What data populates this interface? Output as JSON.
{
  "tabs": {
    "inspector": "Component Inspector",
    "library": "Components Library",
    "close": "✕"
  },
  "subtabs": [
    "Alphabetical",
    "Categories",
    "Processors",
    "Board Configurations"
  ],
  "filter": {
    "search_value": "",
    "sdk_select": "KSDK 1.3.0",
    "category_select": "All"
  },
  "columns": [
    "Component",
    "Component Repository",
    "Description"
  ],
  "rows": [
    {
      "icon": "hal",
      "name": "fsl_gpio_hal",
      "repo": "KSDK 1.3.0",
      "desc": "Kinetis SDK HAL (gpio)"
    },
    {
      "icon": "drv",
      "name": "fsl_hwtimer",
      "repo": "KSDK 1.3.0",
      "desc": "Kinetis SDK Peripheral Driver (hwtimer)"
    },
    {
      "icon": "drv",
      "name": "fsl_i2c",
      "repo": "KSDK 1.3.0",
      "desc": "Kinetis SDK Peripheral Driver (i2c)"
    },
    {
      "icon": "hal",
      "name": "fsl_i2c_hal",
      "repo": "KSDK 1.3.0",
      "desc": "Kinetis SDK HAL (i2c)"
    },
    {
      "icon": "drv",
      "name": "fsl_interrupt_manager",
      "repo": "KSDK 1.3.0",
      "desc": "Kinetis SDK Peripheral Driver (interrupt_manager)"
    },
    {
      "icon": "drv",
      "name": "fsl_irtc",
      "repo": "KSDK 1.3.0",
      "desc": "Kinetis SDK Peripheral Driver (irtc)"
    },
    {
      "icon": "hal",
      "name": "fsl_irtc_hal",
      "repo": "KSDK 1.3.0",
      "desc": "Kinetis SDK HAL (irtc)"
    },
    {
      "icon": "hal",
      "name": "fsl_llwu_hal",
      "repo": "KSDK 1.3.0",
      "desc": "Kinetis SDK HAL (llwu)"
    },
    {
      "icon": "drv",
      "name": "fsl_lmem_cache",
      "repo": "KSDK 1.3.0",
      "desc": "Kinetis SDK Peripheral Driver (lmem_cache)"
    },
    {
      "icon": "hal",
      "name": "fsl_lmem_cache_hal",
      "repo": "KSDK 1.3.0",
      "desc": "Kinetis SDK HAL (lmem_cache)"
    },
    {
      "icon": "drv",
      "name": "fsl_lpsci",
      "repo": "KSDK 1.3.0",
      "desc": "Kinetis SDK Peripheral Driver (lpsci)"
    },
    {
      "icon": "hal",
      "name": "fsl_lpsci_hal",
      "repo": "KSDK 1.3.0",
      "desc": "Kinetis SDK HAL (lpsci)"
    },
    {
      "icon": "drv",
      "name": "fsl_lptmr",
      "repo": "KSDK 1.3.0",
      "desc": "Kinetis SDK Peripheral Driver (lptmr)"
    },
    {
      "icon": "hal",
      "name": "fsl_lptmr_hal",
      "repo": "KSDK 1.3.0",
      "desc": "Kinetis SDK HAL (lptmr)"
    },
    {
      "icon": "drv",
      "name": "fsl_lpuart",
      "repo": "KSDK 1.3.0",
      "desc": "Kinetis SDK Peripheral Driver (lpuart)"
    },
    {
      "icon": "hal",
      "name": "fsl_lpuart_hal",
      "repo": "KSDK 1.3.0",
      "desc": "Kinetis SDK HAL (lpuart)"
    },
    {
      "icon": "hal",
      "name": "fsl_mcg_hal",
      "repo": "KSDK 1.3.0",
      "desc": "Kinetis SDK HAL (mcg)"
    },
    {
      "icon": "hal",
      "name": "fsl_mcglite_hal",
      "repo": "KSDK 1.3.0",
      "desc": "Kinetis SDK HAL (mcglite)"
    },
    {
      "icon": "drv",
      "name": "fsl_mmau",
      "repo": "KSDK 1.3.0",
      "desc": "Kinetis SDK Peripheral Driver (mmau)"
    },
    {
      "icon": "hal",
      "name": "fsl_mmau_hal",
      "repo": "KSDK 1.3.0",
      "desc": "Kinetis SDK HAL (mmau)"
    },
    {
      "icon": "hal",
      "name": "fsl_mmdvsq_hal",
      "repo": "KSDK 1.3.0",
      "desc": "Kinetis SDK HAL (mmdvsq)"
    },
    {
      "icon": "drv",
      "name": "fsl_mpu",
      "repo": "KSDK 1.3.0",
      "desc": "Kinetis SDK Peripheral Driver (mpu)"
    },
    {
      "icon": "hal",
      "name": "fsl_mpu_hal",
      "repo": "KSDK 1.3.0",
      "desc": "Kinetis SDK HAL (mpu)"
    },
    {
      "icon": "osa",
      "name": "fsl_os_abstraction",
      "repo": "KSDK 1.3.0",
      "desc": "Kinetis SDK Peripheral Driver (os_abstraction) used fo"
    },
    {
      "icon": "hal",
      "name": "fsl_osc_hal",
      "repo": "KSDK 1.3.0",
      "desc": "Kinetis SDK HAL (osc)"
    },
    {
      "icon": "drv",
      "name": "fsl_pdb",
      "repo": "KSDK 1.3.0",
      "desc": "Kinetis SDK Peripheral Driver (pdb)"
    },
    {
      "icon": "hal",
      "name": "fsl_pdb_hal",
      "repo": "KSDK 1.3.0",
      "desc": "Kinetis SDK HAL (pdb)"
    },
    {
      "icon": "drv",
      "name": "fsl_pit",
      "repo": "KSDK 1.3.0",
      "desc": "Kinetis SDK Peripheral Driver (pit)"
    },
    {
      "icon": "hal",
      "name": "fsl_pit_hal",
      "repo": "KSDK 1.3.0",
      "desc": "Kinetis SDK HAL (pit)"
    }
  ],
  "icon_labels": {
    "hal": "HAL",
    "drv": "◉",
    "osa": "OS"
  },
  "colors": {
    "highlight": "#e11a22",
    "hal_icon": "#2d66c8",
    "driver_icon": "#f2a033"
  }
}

WORK TO DO => Repeat the material above exactly.

REPLY =>
What data populates this interface? Output as JSON.
{
  "tabs": {
    "inspector": "Component Inspector",
    "library": "Components Library",
    "close": "✕"
  },
  "subtabs": [
    "Alphabetical",
    "Categories",
    "Processors",
    "Board Configurations"
  ],
  "filter": {
    "search_value": "",
    "sdk_select": "KSDK 1.3.0",
    "category_select": "All"
  },
  "columns": [
    "Component",
    "Component Repository",
    "Description"
  ],
  "rows": [
    {
      "icon": "hal",
      "name": "fsl_gpio_hal",
      "repo": "KSDK 1.3.0",
      "desc": "Kinetis SDK HAL (gpio)"
    },
    {
      "icon": "drv",
      "name": "fsl_hwtimer",
      "repo": "KSDK 1.3.0",
      "desc": "Kinetis SDK Peripheral Driver (hwtimer)"
    },
    {
      "icon": "drv",
      "name": "fsl_i2c",
      "repo": "KSDK 1.3.0",
      "desc": "Kinetis SDK Peripheral Driver (i2c)"
    },
    {
      "icon": "hal",
      "name": "fsl_i2c_hal",
      "repo": "KSDK 1.3.0",
      "desc": "Kinetis SDK HAL (i2c)"
    },
    {
      "icon": "drv",
      "name": "fsl_interrupt_manager",
      "repo": "KSDK 1.3.0",
      "desc": "Kinetis SDK Peripheral Driver (interrupt_manager)"
    },
    {
      "icon": "drv",
      "name": "fsl_irtc",
      "repo": "KSDK 1.3.0",
      "desc": "Kinetis SDK Peripheral Driver (irtc)"
    },
    {
      "icon": "hal",
      "name": "fsl_irtc_hal",
      "repo": "KSDK 1.3.0",
      "desc": "Kinetis SDK HAL (irtc)"
    },
    {
      "icon": "hal",
      "name": "fsl_llwu_hal",
      "repo": "KSDK 1.3.0",
      "desc": "Kinetis SDK HAL (llwu)"
    },
    {
      "icon": "drv",
      "name": "fsl_lmem_cache",
      "repo": "KSDK 1.3.0",
      "desc": "Kinetis SDK Peripheral Driver (lmem_cache)"
    },
    {
      "icon": "hal",
      "name": "fsl_lmem_cache_hal",
      "repo": "KSDK 1.3.0",
      "desc": "Kinetis SDK HAL (lmem_cache)"
    },
    {
      "icon": "drv",
      "name": "fsl_lpsci",
      "repo": "KSDK 1.3.0",
      "desc": "Kinetis SDK Peripheral Driver (lpsci)"
    },
    {
      "icon": "hal",
      "name": "fsl_lpsci_hal",
      "repo": "KSDK 1.3.0",
      "desc": "Kinetis SDK HAL (lpsci)"
    },
    {
      "icon": "drv",
      "name": "fsl_lptmr",
      "repo": "KSDK 1.3.0",
      "desc": "Kinetis SDK Peripheral Driver (lptmr)"
    },
    {
      "icon": "hal",
      "name": "fsl_lptmr_hal",
      "repo": "KSDK 1.3.0",
      "desc": "Kinetis SDK HAL (lptmr)"
    },
    {
      "icon": "drv",
      "name": "fsl_lpuart",
      "repo": "KSDK 1.3.0",
      "desc": "Kinetis SDK Peripheral Driver (lpuart)"
    },
    {
      "icon": "hal",
      "name": "fsl_lpuart_hal",
      "repo": "KSDK 1.3.0",
      "desc": "Kinetis SDK HAL (lpuart)"
    },
    {
      "icon": "hal",
      "name": "fsl_mcg_hal",
      "repo": "KSDK 1.3.0",
      "desc": "Kinetis SDK HAL (mcg)"
    },
    {
      "icon": "hal",
      "name": "fsl_mcglite_hal",
      "repo": "KSDK 1.3.0",
      "desc": "Kinetis SDK HAL (mcglite)"
    },
    {
      "icon": "drv",
      "name": "fsl_mmau",
      "repo": "KSDK 1.3.0",
      "desc": "Kinetis SDK Peripheral Driver (mmau)"
    },
    {
      "icon": "hal",
      "name": "fsl_mmau_hal",
      "repo": "KSDK 1.3.0",
      "desc": "Kinetis SDK HAL (mmau)"
    },
    {
      "icon": "hal",
      "name": "fsl_mmdvsq_hal",
      "repo": "KSDK 1.3.0",
      "desc": "Kinetis SDK HAL (mmdvsq)"
    },
    {
      "icon": "drv",
      "name": "fsl_mpu",
      "repo": "KSDK 1.3.0",
      "desc": "Kinetis SDK Peripheral Driver (mpu)"
    },
    {
      "icon": "hal",
      "name": "fsl_mpu_hal",
      "repo": "KSDK 1.3.0",
      "desc": "Kinetis SDK HAL (mpu)"
    },
    {
      "icon": "osa",
      "name": "fsl_os_abstraction",
      "repo": "KSDK 1.3.0",
      "desc": "Kinetis SDK Peripheral Driver (os_abstraction) used fo"
    },
    {
      "icon": "hal",
      "name": "fsl_osc_hal",
      "repo": "KSDK 1.3.0",
      "desc": "Kinetis SDK HAL (osc)"
    },
    {
      "icon": "drv",
      "name": "fsl_pdb",
      "repo": "KSDK 1.3.0",
      "desc": "Kinetis SDK Peripheral Driver (pdb)"
    },
    {
      "icon": "hal",
      "name": "fsl_pdb_hal",
      "repo": "KSDK 1.3.0",
      "desc": "Kinetis SDK HAL (pdb)"
    },
    {
      "icon": "drv",
      "name": "fsl_pit",
      "repo": "KSDK 1.3.0",
      "desc": "Kinetis SDK Peripheral Driver (pit)"
    },
    {
      "icon": "hal",
      "name": "fsl_pit_hal",
      "repo": "KSDK 1.3.0",
      "desc": "Kinetis SDK HAL (pit)"
    }
  ],
  "icon_labels": {
    "hal": "HAL",
    "drv": "◉",
    "osa": "OS"
  },
  "colors": {
    "highlight": "#e11a22",
    "hal_icon": "#2d66c8",
    "driver_icon": "#f2a033"
  }
}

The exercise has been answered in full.